▶ _Instructions to follow_
From the listing that follows, extract every line and set it down unaltered.

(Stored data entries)
────────────────────────────────────────

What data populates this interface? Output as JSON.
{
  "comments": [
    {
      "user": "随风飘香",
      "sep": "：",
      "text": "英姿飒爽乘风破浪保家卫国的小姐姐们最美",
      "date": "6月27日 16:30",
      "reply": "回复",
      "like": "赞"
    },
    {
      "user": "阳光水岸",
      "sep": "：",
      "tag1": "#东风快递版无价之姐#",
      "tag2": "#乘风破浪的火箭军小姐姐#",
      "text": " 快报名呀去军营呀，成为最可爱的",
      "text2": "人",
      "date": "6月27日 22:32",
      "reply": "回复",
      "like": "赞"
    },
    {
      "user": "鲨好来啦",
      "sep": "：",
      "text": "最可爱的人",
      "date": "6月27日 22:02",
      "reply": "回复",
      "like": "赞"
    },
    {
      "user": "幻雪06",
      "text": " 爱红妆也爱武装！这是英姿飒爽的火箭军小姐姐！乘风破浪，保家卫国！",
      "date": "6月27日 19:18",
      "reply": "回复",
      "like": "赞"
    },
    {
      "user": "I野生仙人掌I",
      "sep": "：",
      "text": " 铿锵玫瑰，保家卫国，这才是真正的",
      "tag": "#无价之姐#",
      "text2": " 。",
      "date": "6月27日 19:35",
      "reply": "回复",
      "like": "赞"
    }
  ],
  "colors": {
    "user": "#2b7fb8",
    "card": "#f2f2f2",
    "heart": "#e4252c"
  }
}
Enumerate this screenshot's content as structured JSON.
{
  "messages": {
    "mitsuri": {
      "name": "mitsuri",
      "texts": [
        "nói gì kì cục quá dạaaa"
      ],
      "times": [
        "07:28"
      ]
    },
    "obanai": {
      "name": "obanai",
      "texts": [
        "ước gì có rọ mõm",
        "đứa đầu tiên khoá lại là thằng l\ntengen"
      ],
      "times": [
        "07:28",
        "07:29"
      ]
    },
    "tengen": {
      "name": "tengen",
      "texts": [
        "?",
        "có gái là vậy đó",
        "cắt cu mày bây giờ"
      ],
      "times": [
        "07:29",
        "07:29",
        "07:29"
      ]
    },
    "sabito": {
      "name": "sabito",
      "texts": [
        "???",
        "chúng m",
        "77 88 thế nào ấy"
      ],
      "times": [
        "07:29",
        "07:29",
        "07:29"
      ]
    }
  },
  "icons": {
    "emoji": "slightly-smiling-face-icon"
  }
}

────────────────────────────────────────

▶ _Answer_
What data populates this interface? Output as JSON.
{
  "comments": [
    {
      "user": "随风飘香",
      "sep": "：",
      "text": "英姿飒爽乘风破浪保家卫国的小姐姐们最美",
      "date": "6月27日 16:30",
      "reply": "回复",
      "like": "赞"
    },
    {
      "user": "阳光水岸",
      "sep": "：",
      "tag1": "#东风快递版无价之姐#",
      "tag2": "#乘风破浪的火箭军小姐姐#",
      "text": " 快报名呀去军营呀，成为最可爱的",
      "text2": "人",
      "date": "6月27日 22:32",
      "reply": "回复",
      "like": "赞"
    },
    {
      "user": "鲨好来啦",
      "sep": "：",
      "text": "最可爱的人",
      "date": "6月27日 22:02",
      "reply": "回复",
      "like": "赞"
    },
    {
      "user": "幻雪06",
      "text": " 爱红妆也爱武装！这是英姿飒爽的火箭军小姐姐！乘风破浪，保家卫国！",
      "date": "6月27日 19:18",
      "reply": "回复",
      "like": "赞"
    },
    {
      "user": "I野生仙人掌I",
      "sep": "：",
      "text": " 铿锵玫瑰，保家卫国，这才是真正的",
      "tag": "#无价之姐#",
      "text2": " 。",
      "date": "6月27日 19:35",
      "reply": "回复",
      "like": "赞"
    }
  ],
  "colors": {
    "user": "#2b7fb8",
    "card": "#f2f2f2",
    "heart": "#e4252c"
  }
}
Enumerate this screenshot's content as structured JSON.
{
  "messages": {
    "mitsuri": {
      "name": "mitsuri",
      "texts": [
        "nói gì kì cục quá dạaaa"
      ],
      "times": [
        "07:28"
      ]
    },
    "obanai": {
      "name": "obanai",
      "texts": [
        "ước gì có rọ mõm",
        "đứa đầu tiên khoá lại là thằng l\ntengen"
      ],
      "times": [
        "07:28",
        "07:29"
      ]
    },
    "tengen": {
      "name": "tengen",
      "texts": [
        "?",
        "có gái là vậy đó",
        "cắt cu mày bây giờ"
      ],
      "times": [
        "07:29",
        "07:29",
        "07:29"
      ]
    },
    "sabito": {
      "name": "sabito",
      "texts": [
        "???",
        "chúng m",
        "77 88 thế nào ấy"
      ],
      "times": [
        "07:29",
        "07:29",
        "07:29"
      ]
    }
  },
  "icons": {
    "emoji": "slightly-smiling-face-icon"
  }
}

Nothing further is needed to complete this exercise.